- **Directive**:
Lines that hold the word "title" should be located and copied.

┌─ Dataset excerpts

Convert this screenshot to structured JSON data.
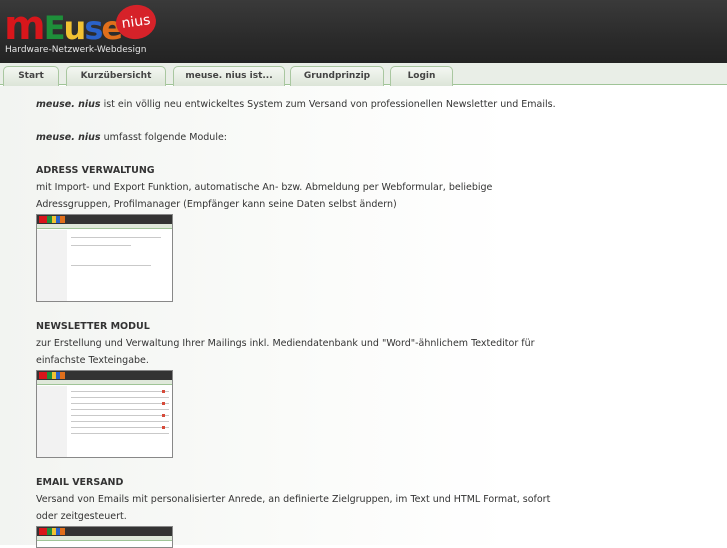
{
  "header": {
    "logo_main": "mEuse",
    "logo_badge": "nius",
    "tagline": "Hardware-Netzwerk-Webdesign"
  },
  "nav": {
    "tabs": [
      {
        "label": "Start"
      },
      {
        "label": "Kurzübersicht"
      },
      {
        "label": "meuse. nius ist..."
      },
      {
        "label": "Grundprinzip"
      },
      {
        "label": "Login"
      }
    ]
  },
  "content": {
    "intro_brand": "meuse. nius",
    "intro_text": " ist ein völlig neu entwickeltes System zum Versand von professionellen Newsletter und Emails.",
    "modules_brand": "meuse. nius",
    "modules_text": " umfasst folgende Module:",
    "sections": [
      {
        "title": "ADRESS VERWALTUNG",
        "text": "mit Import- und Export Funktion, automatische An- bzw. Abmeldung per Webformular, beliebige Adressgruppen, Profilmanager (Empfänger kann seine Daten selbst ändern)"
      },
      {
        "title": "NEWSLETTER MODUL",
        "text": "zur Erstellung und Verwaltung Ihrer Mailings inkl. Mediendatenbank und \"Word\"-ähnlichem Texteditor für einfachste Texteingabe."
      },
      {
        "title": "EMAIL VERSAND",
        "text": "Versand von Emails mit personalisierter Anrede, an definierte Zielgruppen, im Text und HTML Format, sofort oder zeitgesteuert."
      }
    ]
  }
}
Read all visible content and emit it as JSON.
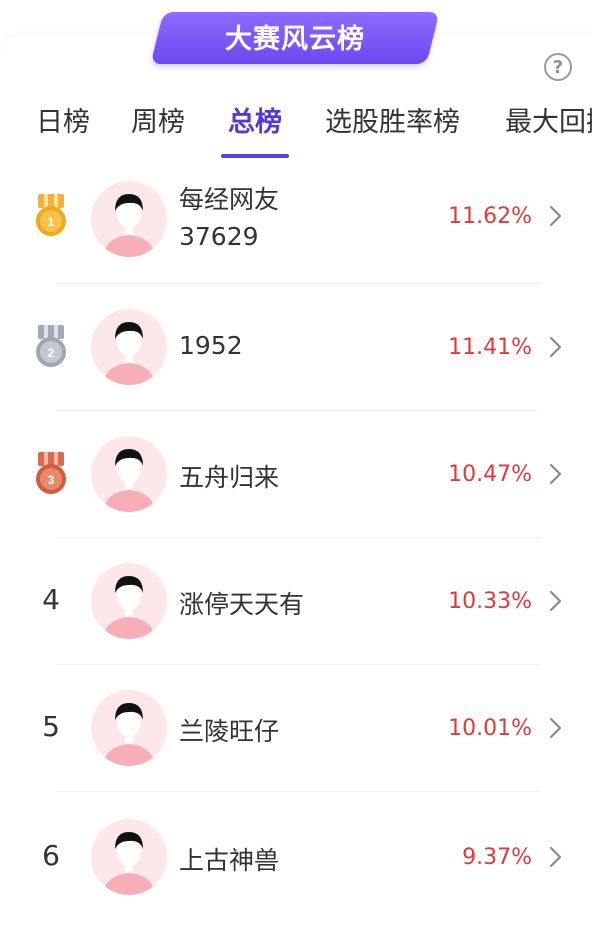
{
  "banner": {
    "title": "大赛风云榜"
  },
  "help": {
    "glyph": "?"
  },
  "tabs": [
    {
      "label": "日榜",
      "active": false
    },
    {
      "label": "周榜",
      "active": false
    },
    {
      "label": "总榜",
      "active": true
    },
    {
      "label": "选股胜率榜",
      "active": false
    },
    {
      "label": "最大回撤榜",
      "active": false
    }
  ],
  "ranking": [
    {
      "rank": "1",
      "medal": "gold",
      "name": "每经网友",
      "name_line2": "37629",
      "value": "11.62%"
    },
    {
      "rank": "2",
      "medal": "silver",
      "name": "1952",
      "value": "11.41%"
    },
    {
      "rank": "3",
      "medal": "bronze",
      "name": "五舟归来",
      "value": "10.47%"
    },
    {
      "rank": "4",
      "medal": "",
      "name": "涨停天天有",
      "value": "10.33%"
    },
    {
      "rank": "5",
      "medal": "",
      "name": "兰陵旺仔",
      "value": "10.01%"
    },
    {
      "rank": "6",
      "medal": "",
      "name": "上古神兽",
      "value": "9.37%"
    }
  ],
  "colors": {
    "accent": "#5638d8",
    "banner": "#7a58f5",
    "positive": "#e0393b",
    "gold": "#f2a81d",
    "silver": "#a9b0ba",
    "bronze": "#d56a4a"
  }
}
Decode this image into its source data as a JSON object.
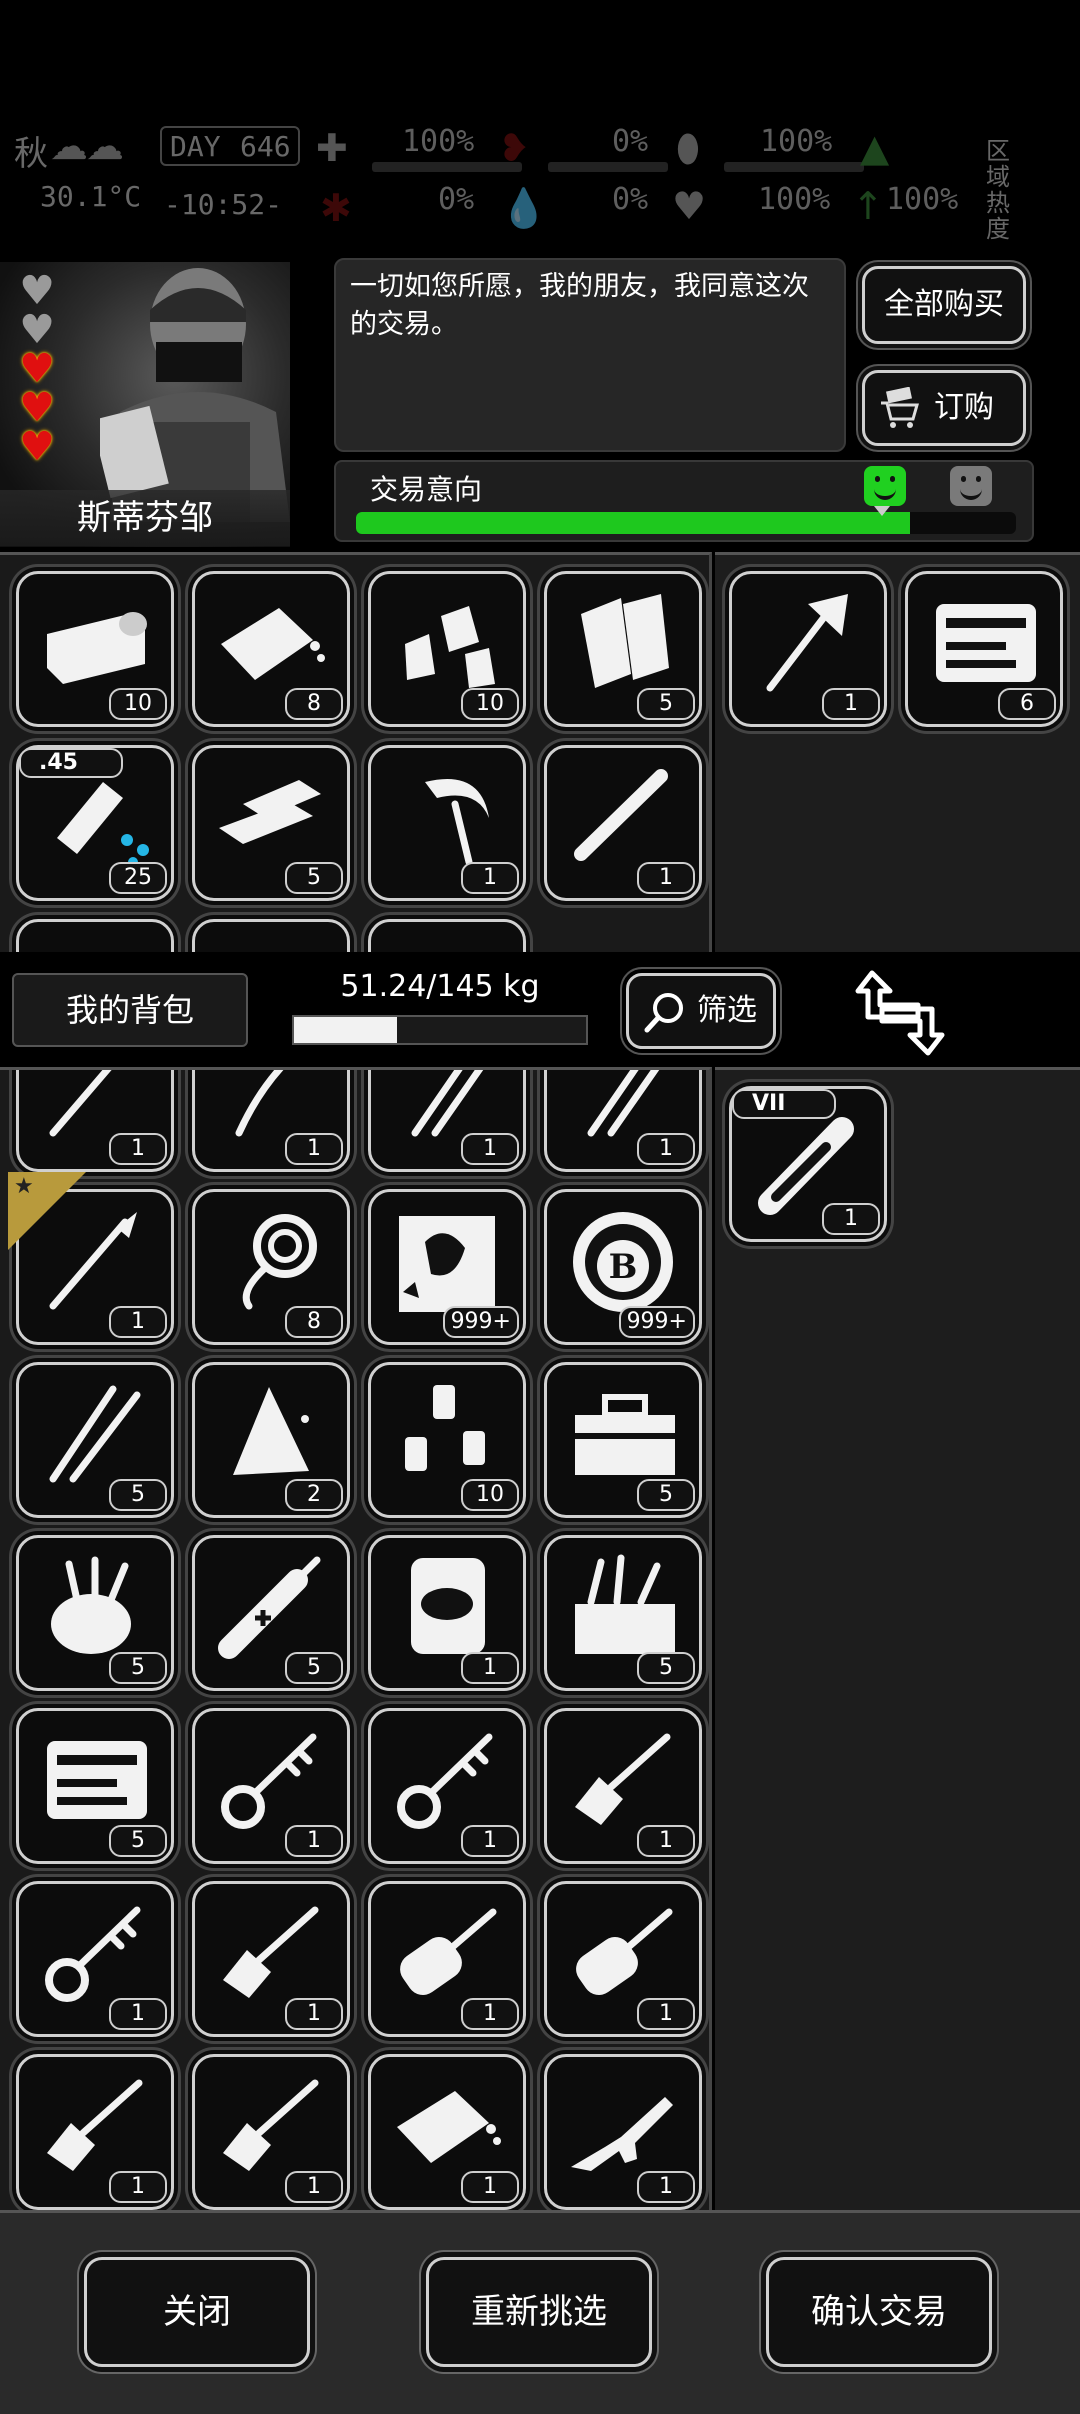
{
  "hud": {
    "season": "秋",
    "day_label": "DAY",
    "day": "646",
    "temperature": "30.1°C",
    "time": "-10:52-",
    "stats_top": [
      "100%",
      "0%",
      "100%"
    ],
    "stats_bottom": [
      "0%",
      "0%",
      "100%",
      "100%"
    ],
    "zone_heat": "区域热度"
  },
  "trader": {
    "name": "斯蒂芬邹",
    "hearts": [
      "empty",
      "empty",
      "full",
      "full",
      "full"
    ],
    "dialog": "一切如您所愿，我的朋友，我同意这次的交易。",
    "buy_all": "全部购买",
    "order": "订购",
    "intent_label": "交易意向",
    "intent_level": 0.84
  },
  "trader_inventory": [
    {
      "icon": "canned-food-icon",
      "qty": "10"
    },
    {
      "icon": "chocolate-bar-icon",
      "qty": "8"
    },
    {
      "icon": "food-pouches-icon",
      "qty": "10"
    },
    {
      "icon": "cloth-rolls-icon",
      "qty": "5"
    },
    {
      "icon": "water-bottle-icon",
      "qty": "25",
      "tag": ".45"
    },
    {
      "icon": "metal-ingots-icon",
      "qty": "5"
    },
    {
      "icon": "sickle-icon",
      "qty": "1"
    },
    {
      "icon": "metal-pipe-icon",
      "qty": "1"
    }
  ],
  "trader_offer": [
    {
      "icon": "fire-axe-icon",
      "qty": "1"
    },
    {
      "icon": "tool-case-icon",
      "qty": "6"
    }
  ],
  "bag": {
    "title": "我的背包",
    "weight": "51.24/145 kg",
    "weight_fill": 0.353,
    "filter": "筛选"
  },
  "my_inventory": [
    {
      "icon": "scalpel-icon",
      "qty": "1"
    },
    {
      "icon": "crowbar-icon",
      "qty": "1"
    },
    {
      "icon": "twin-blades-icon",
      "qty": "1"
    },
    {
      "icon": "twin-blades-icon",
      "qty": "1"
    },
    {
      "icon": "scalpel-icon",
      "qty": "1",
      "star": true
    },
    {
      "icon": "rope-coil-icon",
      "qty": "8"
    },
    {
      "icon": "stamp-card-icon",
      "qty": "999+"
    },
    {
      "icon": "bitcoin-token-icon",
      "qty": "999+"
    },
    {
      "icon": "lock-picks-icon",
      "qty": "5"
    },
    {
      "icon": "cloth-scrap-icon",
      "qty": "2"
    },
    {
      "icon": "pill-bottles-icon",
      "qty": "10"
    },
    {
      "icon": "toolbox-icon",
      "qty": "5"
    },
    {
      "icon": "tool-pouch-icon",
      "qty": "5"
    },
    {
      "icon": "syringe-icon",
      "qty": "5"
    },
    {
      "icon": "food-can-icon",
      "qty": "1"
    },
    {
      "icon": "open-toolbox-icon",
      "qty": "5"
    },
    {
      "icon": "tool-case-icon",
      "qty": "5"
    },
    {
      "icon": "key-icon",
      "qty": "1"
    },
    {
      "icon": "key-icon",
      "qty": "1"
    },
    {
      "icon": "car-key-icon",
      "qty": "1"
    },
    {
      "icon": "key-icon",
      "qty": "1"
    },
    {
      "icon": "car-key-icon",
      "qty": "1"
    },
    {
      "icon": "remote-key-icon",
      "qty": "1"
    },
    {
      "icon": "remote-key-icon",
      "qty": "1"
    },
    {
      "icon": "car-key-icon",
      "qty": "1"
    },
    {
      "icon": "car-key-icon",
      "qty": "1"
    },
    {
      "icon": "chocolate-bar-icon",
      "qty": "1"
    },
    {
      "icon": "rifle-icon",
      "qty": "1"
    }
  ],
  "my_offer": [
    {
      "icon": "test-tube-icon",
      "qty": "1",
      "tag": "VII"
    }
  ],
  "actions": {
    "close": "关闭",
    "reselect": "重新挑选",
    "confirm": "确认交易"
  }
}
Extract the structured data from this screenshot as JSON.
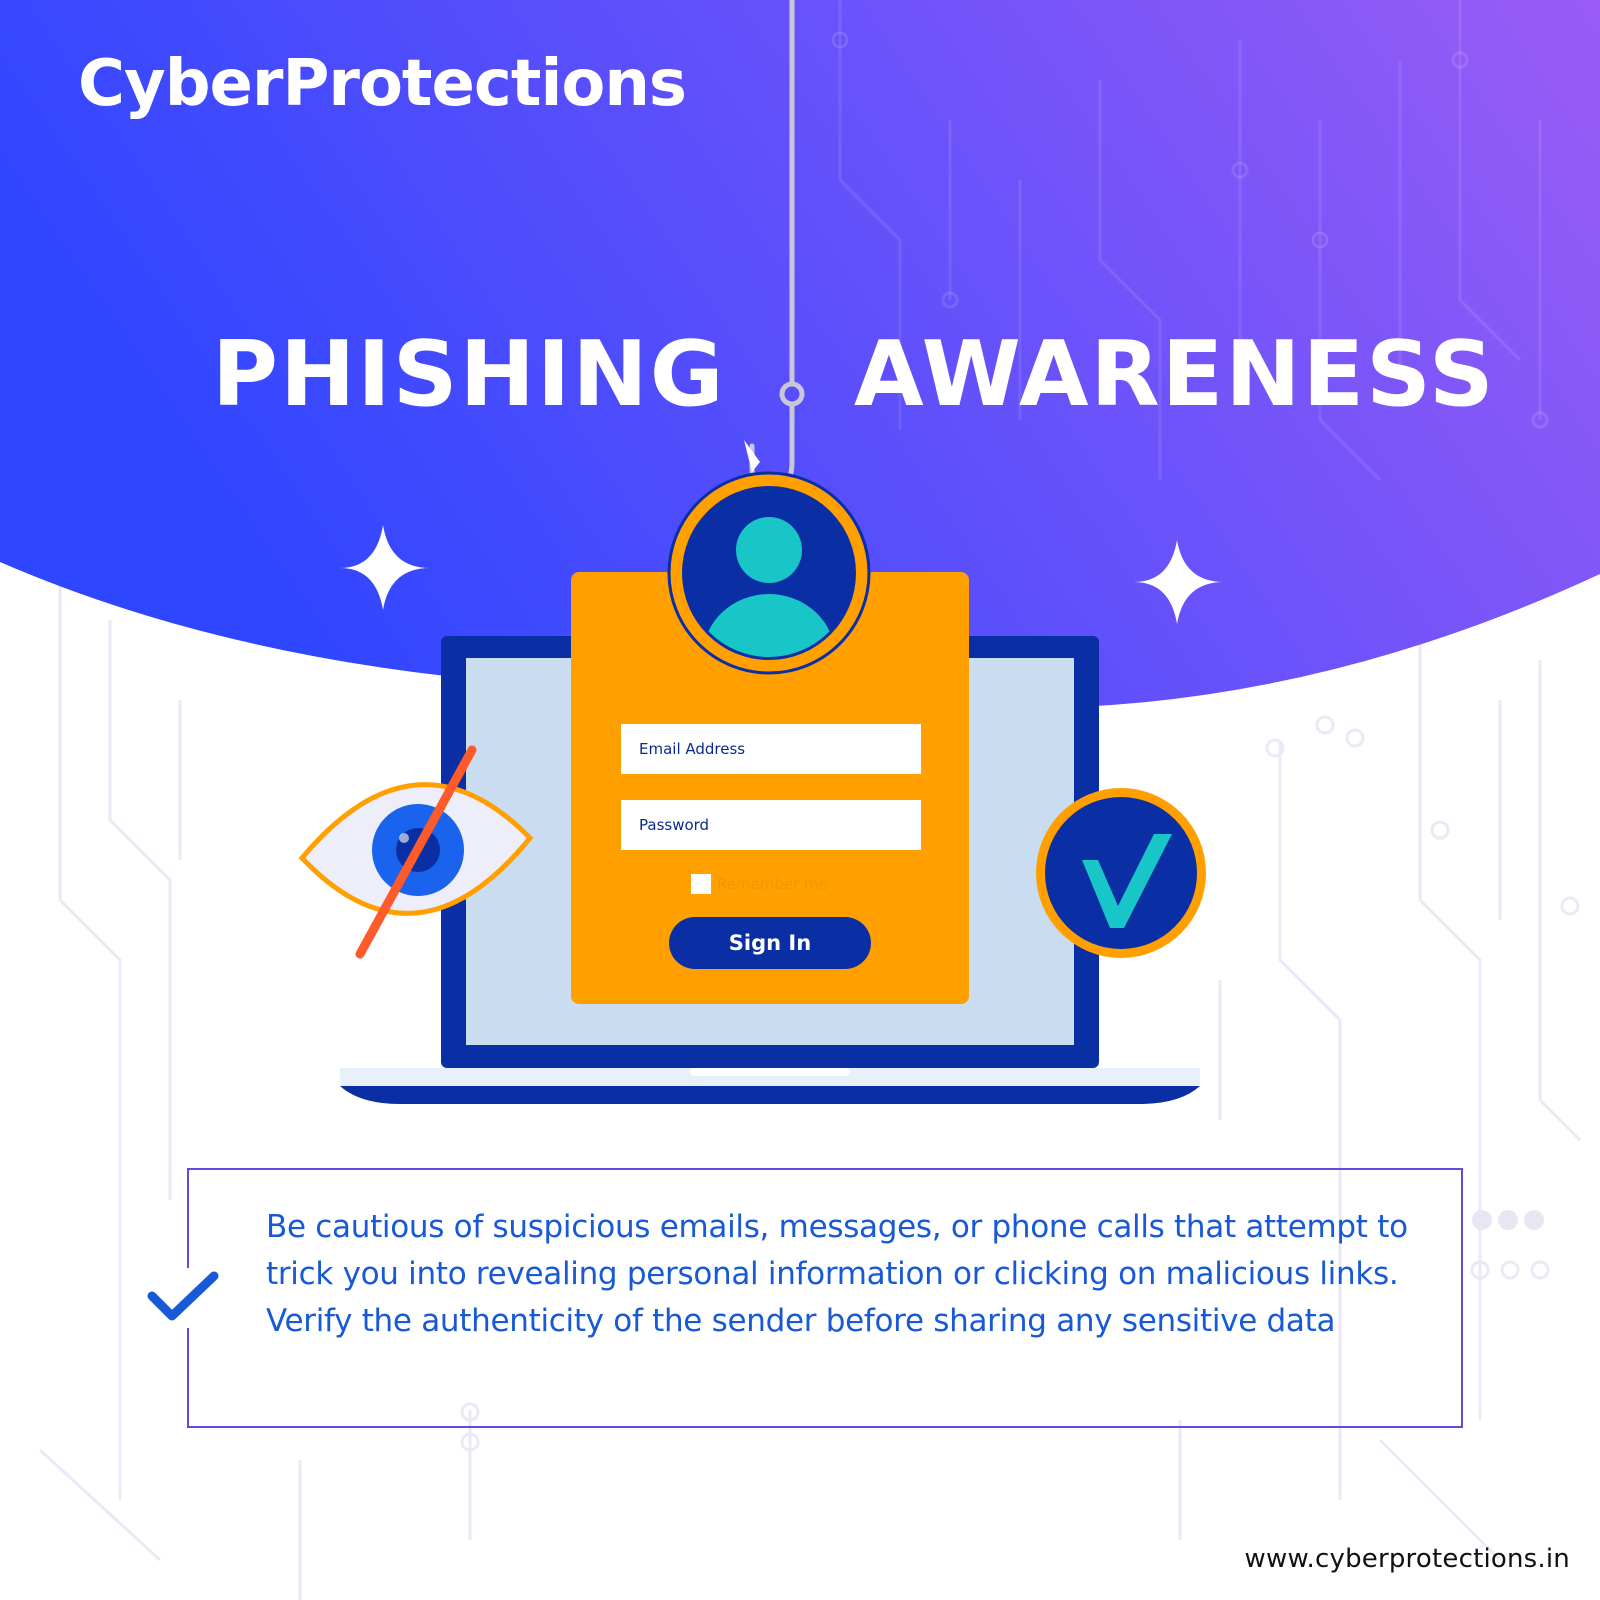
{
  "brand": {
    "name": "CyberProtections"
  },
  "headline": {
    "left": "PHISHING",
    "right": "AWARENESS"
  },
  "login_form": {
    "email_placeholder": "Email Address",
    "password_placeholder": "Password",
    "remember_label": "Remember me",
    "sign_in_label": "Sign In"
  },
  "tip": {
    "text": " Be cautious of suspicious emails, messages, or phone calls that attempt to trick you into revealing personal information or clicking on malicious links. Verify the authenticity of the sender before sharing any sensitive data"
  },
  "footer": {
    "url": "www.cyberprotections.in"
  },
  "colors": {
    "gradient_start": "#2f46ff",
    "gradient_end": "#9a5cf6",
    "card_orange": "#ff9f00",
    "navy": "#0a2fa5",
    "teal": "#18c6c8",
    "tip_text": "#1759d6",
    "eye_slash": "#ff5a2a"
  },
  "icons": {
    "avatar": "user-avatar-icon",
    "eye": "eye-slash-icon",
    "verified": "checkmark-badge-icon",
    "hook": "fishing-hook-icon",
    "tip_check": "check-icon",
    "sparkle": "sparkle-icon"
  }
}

└─

- **Expected output**:
        "title": "ADRESS VERWALTUNG",
        "title": "NEWSLETTER MODUL",
        "title": "EMAIL VERSAND",
    "title": "大赛风云榜"
    "title": "我的背包",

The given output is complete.